◆ **Listed entries**:

:::

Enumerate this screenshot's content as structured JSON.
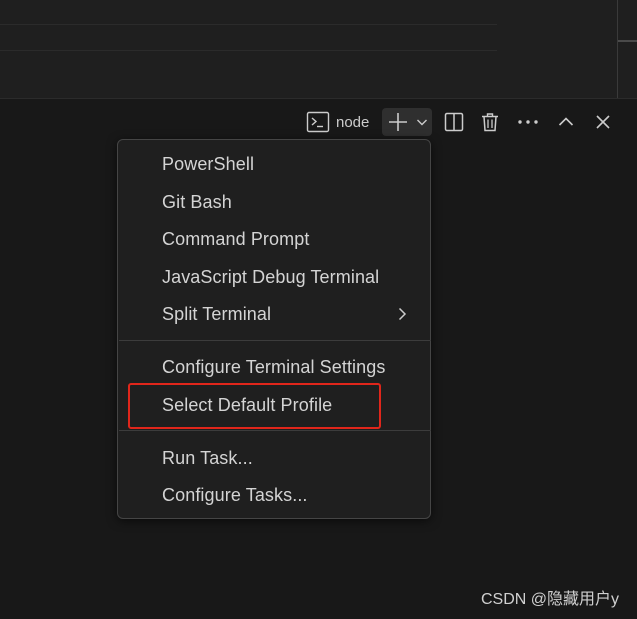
{
  "toolbar": {
    "terminal_name": "node",
    "terminal_icon": "terminal-icon",
    "new_terminal_icon": "plus-icon",
    "profiles_dropdown_icon": "chevron-down-icon",
    "split_icon": "split-terminal-icon",
    "kill_icon": "trash-icon",
    "more_icon": "ellipsis-icon",
    "maximize_icon": "chevron-up-icon",
    "close_icon": "close-icon"
  },
  "menu": {
    "groups": [
      {
        "items": [
          {
            "label": "PowerShell"
          },
          {
            "label": "Git Bash"
          },
          {
            "label": "Command Prompt"
          },
          {
            "label": "JavaScript Debug Terminal"
          },
          {
            "label": "Split Terminal",
            "submenu": true
          }
        ]
      },
      {
        "items": [
          {
            "label": "Configure Terminal Settings"
          },
          {
            "label": "Select Default Profile",
            "highlighted": true
          }
        ]
      },
      {
        "items": [
          {
            "label": "Run Task..."
          },
          {
            "label": "Configure Tasks..."
          }
        ]
      }
    ]
  },
  "watermark": "CSDN @隐藏用户y",
  "colors": {
    "highlight_border": "#e0261b",
    "panel_bg": "#181818",
    "menu_bg": "#1f1f1f"
  }
}
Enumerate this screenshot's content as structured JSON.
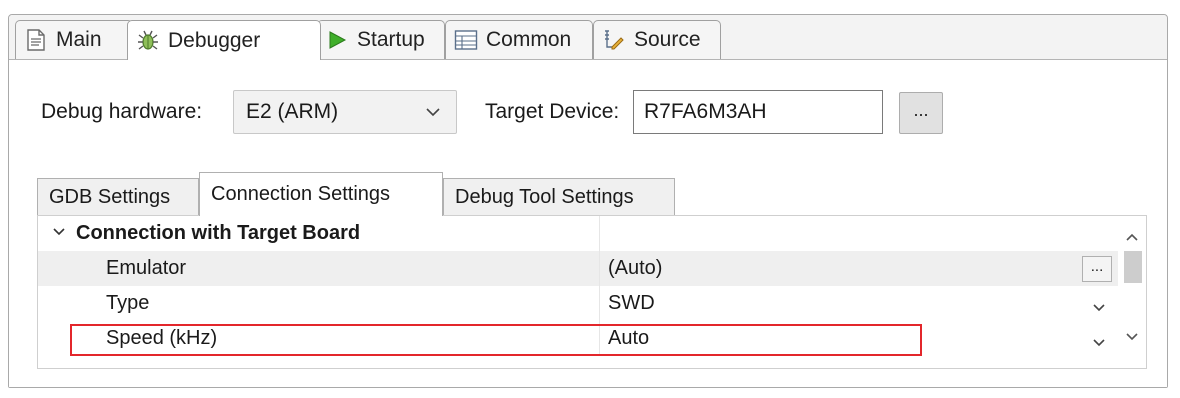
{
  "tabs": [
    {
      "label": "Main",
      "icon": "main-page-icon",
      "active": false
    },
    {
      "label": "Debugger",
      "icon": "debugger-bug-icon",
      "active": true
    },
    {
      "label": "Startup",
      "icon": "startup-play-icon",
      "active": false
    },
    {
      "label": "Common",
      "icon": "common-grid-icon",
      "active": false
    },
    {
      "label": "Source",
      "icon": "source-lookup-icon",
      "active": false
    }
  ],
  "debug_hardware": {
    "label": "Debug hardware:",
    "value": "E2 (ARM)"
  },
  "target_device": {
    "label": "Target Device:",
    "value": "R7FA6M3AH",
    "browse_label": "..."
  },
  "subtabs": [
    {
      "label": "GDB Settings",
      "active": false
    },
    {
      "label": "Connection Settings",
      "active": true
    },
    {
      "label": "Debug Tool Settings",
      "active": false
    }
  ],
  "table": {
    "group": {
      "label": "Connection with Target Board",
      "value": ""
    },
    "rows": [
      {
        "name": "Emulator",
        "value": "(Auto)",
        "control": "browse",
        "control_label": "..."
      },
      {
        "name": "Type",
        "value": "SWD",
        "control": "dropdown"
      },
      {
        "name": "Speed (kHz)",
        "value": "Auto",
        "control": "dropdown"
      }
    ]
  },
  "colors": {
    "highlight": "#e3262b",
    "startup_icon": "#3fae2a",
    "selected_row": "#efefef"
  }
}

:::

◆ **Aim**:
In the copy, include no pictures; restate the listing above exactly.

◆ **Solution to the problem**:
Enumerate this screenshot's content as structured JSON.
{
  "toolbar": {
    "terminal_name": "node",
    "terminal_icon": "terminal-icon",
    "new_terminal_icon": "plus-icon",
    "profiles_dropdown_icon": "chevron-down-icon",
    "split_icon": "split-terminal-icon",
    "kill_icon": "trash-icon",
    "more_icon": "ellipsis-icon",
    "maximize_icon": "chevron-up-icon",
    "close_icon": "close-icon"
  },
  "menu": {
    "groups": [
      {
        "items": [
          {
            "label": "PowerShell"
          },
          {
            "label": "Git Bash"
          },
          {
            "label": "Command Prompt"
          },
          {
            "label": "JavaScript Debug Terminal"
          },
          {
            "label": "Split Terminal",
            "submenu": true
          }
        ]
      },
      {
        "items": [
          {
            "label": "Configure Terminal Settings"
          },
          {
            "label": "Select Default Profile",
            "highlighted": true
          }
        ]
      },
      {
        "items": [
          {
            "label": "Run Task..."
          },
          {
            "label": "Configure Tasks..."
          }
        ]
      }
    ]
  },
  "watermark": "CSDN @隐藏用户y",
  "colors": {
    "highlight_border": "#e0261b",
    "panel_bg": "#181818",
    "menu_bg": "#1f1f1f"
  }
}
Enumerate this screenshot's content as structured JSON.
{
  "tabs": [
    {
      "label": "Main",
      "icon": "main-page-icon",
      "active": false
    },
    {
      "label": "Debugger",
      "icon": "debugger-bug-icon",
      "active": true
    },
    {
      "label": "Startup",
      "icon": "startup-play-icon",
      "active": false
    },
    {
      "label": "Common",
      "icon": "common-grid-icon",
      "active": false
    },
    {
      "label": "Source",
      "icon": "source-lookup-icon",
      "active": false
    }
  ],
  "debug_hardware": {
    "label": "Debug hardware:",
    "value": "E2 (ARM)"
  },
  "target_device": {
    "label": "Target Device:",
    "value": "R7FA6M3AH",
    "browse_label": "..."
  },
  "subtabs": [
    {
      "label": "GDB Settings",
      "active": false
    },
    {
      "label": "Connection Settings",
      "active": true
    },
    {
      "label": "Debug Tool Settings",
      "active": false
    }
  ],
  "table": {
    "group": {
      "label": "Connection with Target Board",
      "value": ""
    },
    "rows": [
      {
        "name": "Emulator",
        "value": "(Auto)",
        "control": "browse",
        "control_label": "..."
      },
      {
        "name": "Type",
        "value": "SWD",
        "control": "dropdown"
      },
      {
        "name": "Speed (kHz)",
        "value": "Auto",
        "control": "dropdown"
      }
    ]
  },
  "colors": {
    "highlight": "#e3262b",
    "startup_icon": "#3fae2a",
    "selected_row": "#efefef"
  }
}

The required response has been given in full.